GIVEN INSTRUCTION 1:
Translate this sentence from the web scraping project text into Spanish: "In this project, we will get comfortable scraping some data from the internet in Python."
GIVEN INSTRUCTION 2:
Write the next part of the web scraping project text, picking up right after its last line.

TEXT SEGMENT:
TDM 20200: Web Scraping Project 1 — Spring 2025

Motivation: Happy New Year! In this project, we will get comfortable scraping some data from the internet in Python.

Context: In this project, we will use BeautifulSoup, documented here: pypi.org/project/beautifulsoup4/

Scope: Web Scraping in Python

Learning Objectives:
  • We learn the basics about web scraping using Beautiful Soup in Python

Make sure to read about, and use the template found here, and the important information about project submissions here.

Questions

Question 1 (2 pts)

When scraping data from websites using Beautiful Soup, we first import requests and BeautifulSoup:

import requests
from bs4 import BeautifulSoup

Afterwards, we can use requests to scrape the data from a website, such as (for instance) The Data Mine staff directory:

myresponse = requests.get("https://datamine.purdue.edu/about/about-welcome/")

and then we can parse this content using BeautifulSoup:

mysoup = BeautifulSoup(myresponse.content, 'html.parser')

Afterwards, we can use select statements to extract elements from the website. For instance, the names of The Data Mine staff members are given as the text after the p tags with class attribute purdue-home-cta-grid__card-name.

We can extract the names of all 22 staff members at once, by selecting the data in these p tags with class attribute purdue-home-cta-grid__card-name from the page, as follows:

mysoup.select('p[class = "purdue-home-cta-grid__card-name"]')

SOURCE EXCERPT:
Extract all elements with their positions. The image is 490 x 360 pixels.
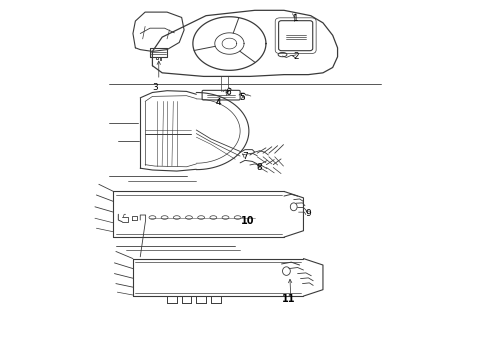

TASK ANSWER 1:
En este proyecto, nos familiarizaremos con la extracción de datos de internet en Python.

TASK ANSWER 2:
With a list comprehension, we can get these 22 names into a list:

[element.text for element in mysoup.select('p[class = "purdue-home-cta-grid__card-name"]')]

Now that you have the 22 staff members' names in a list, use a similar operation to extract the 22 staff members' job titles.

Just like Dr Ward in the video, you might need to use Command-U (Mac) or Control-U (Windows, Unix) in Firefox to inspect the page and find the attributes that you want.

Finally, make a Pandas data frame with 22 rows and 2 columns, namely, 1 row per staff member, with their name in the left column and their job title in the right column.

Deliverables
  • Use Python to make a Pandas data frame with 22 rows and 2 columns, namely, 1 row per staff member, with their name in the left column and their job title in the right column.

  • Be sure to document your work from Question 1, using some comments and insights about your work.

Question 2 (2 pts)

The National Park Service homepage at www.nps.gov lists 56 states and territories. Their names are given as the text after the a tags with class attribute dropdown-item dropdown-state.

Extract the 56 names of the states and territories, and remove the whitespace from the text, using the strip() function.

Now that you have these 56 names, we can get the locations of the webpages devoted to each state and territory, by extracting the href attribute from each tag. If your data is stored in element, then the href attribute can be retrieved as element['href']. Append the string 'https://www.nps.gov' to the front of each string.

Finally, make a Pandas data frame with 56 rows and 2 columns, namely, 1 row per state or territory, with their name in the left column and a string displaying the URL for that state or territory in the right column.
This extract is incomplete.